Goal of the exercise:
Transcribe the records below exactly as they appear.
┌─ Records to process
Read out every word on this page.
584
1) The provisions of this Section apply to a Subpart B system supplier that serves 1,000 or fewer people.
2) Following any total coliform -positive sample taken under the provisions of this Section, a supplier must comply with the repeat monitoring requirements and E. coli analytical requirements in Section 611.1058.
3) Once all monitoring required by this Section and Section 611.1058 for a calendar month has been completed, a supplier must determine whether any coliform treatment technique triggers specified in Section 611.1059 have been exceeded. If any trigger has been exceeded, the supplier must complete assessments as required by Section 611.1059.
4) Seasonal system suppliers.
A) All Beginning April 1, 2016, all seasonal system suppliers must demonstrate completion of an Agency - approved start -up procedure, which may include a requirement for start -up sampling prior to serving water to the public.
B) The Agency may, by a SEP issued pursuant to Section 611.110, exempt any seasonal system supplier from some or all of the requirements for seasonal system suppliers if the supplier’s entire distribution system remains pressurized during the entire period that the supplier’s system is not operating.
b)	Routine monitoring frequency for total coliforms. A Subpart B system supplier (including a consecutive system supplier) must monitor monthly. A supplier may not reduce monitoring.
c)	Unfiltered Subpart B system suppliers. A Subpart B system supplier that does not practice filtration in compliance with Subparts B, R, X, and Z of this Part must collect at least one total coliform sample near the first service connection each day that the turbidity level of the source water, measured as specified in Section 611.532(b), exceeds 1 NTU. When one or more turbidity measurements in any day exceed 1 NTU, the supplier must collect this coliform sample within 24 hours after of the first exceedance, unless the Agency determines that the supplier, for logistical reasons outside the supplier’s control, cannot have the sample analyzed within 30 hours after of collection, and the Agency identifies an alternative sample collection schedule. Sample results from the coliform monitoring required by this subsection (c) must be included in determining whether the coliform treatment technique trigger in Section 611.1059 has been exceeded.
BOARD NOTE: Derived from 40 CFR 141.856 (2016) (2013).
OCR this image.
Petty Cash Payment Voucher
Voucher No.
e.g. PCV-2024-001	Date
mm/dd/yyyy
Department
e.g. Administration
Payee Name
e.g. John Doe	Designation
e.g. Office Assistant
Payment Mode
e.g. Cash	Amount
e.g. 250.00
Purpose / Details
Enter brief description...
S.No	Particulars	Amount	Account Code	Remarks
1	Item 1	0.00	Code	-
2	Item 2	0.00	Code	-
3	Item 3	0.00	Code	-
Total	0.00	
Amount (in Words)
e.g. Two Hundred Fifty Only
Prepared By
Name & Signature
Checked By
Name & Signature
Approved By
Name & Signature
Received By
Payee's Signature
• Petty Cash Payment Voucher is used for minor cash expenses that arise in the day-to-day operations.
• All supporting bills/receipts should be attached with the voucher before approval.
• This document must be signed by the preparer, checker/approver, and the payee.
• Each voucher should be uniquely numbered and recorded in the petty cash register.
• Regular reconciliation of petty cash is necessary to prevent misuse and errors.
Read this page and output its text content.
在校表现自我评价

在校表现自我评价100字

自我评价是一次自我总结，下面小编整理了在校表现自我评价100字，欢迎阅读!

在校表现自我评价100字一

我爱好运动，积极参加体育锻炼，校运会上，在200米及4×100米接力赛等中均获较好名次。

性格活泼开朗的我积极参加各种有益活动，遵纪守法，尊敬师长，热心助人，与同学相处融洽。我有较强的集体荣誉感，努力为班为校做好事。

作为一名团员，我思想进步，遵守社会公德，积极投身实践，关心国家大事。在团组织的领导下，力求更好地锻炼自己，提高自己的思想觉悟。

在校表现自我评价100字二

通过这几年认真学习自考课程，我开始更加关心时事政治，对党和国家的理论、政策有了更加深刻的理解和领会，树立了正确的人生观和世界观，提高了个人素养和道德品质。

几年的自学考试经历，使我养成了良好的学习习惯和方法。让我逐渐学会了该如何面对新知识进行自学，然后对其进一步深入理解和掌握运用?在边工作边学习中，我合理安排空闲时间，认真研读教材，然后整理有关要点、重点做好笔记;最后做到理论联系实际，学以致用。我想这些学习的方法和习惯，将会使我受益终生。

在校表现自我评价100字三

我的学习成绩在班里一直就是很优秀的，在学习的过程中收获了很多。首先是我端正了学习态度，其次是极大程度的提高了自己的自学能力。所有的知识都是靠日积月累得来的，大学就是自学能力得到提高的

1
└─
Answer for this exercise:
Read out every word on this page.
584
1) The provisions of this Section apply to a Subpart B system supplier that serves 1,000 or fewer people.
2) Following any total coliform -positive sample taken under the provisions of this Section, a supplier must comply with the repeat monitoring requirements and E. coli analytical requirements in Section 611.1058.
3) Once all monitoring required by this Section and Section 611.1058 for a calendar month has been completed, a supplier must determine whether any coliform treatment technique triggers specified in Section 611.1059 have been exceeded. If any trigger has been exceeded, the supplier must complete assessments as required by Section 611.1059.
4) Seasonal system suppliers.
A) All Beginning April 1, 2016, all seasonal system suppliers must demonstrate completion of an Agency - approved start -up procedure, which may include a requirement for start -up sampling prior to serving water to the public.
B) The Agency may, by a SEP issued pursuant to Section 611.110, exempt any seasonal system supplier from some or all of the requirements for seasonal system suppliers if the supplier’s entire distribution system remains pressurized during the entire period that the supplier’s system is not operating.
b)	Routine monitoring frequency for total coliforms. A Subpart B system supplier (including a consecutive system supplier) must monitor monthly. A supplier may not reduce monitoring.
c)	Unfiltered Subpart B system suppliers. A Subpart B system supplier that does not practice filtration in compliance with Subparts B, R, X, and Z of this Part must collect at least one total coliform sample near the first service connection each day that the turbidity level of the source water, measured as specified in Section 611.532(b), exceeds 1 NTU. When one or more turbidity measurements in any day exceed 1 NTU, the supplier must collect this coliform sample within 24 hours after of the first exceedance, unless the Agency determines that the supplier, for logistical reasons outside the supplier’s control, cannot have the sample analyzed within 30 hours after of collection, and the Agency identifies an alternative sample collection schedule. Sample results from the coliform monitoring required by this subsection (c) must be included in determining whether the coliform treatment technique trigger in Section 611.1059 has been exceeded.
BOARD NOTE: Derived from 40 CFR 141.856 (2016) (2013).
OCR this image.
Petty Cash Payment Voucher
Voucher No.
e.g. PCV-2024-001	Date
mm/dd/yyyy
Department
e.g. Administration
Payee Name
e.g. John Doe	Designation
e.g. Office Assistant
Payment Mode
e.g. Cash	Amount
e.g. 250.00
Purpose / Details
Enter brief description...
S.No	Particulars	Amount	Account Code	Remarks
1	Item 1	0.00	Code	-
2	Item 2	0.00	Code	-
3	Item 3	0.00	Code	-
Total	0.00	
Amount (in Words)
e.g. Two Hundred Fifty Only
Prepared By
Name & Signature
Checked By
Name & Signature
Approved By
Name & Signature
Received By
Payee's Signature
• Petty Cash Payment Voucher is used for minor cash expenses that arise in the day-to-day operations.
• All supporting bills/receipts should be attached with the voucher before approval.
• This document must be signed by the preparer, checker/approver, and the payee.
• Each voucher should be uniquely numbered and recorded in the petty cash register.
• Regular reconciliation of petty cash is necessary to prevent misuse and errors.
Read this page and output its text content.
在校表现自我评价

在校表现自我评价100字

自我评价是一次自我总结，下面小编整理了在校表现自我评价100字，欢迎阅读!

在校表现自我评价100字一

我爱好运动，积极参加体育锻炼，校运会上，在200米及4×100米接力赛等中均获较好名次。

性格活泼开朗的我积极参加各种有益活动，遵纪守法，尊敬师长，热心助人，与同学相处融洽。我有较强的集体荣誉感，努力为班为校做好事。

作为一名团员，我思想进步，遵守社会公德，积极投身实践，关心国家大事。在团组织的领导下，力求更好地锻炼自己，提高自己的思想觉悟。

在校表现自我评价100字二

通过这几年认真学习自考课程，我开始更加关心时事政治，对党和国家的理论、政策有了更加深刻的理解和领会，树立了正确的人生观和世界观，提高了个人素养和道德品质。

几年的自学考试经历，使我养成了良好的学习习惯和方法。让我逐渐学会了该如何面对新知识进行自学，然后对其进一步深入理解和掌握运用?在边工作边学习中，我合理安排空闲时间，认真研读教材，然后整理有关要点、重点做好笔记;最后做到理论联系实际，学以致用。我想这些学习的方法和习惯，将会使我受益终生。

在校表现自我评价100字三

我的学习成绩在班里一直就是很优秀的，在学习的过程中收获了很多。首先是我端正了学习态度，其次是极大程度的提高了自己的自学能力。所有的知识都是靠日积月累得来的，大学就是自学能力得到提高的

1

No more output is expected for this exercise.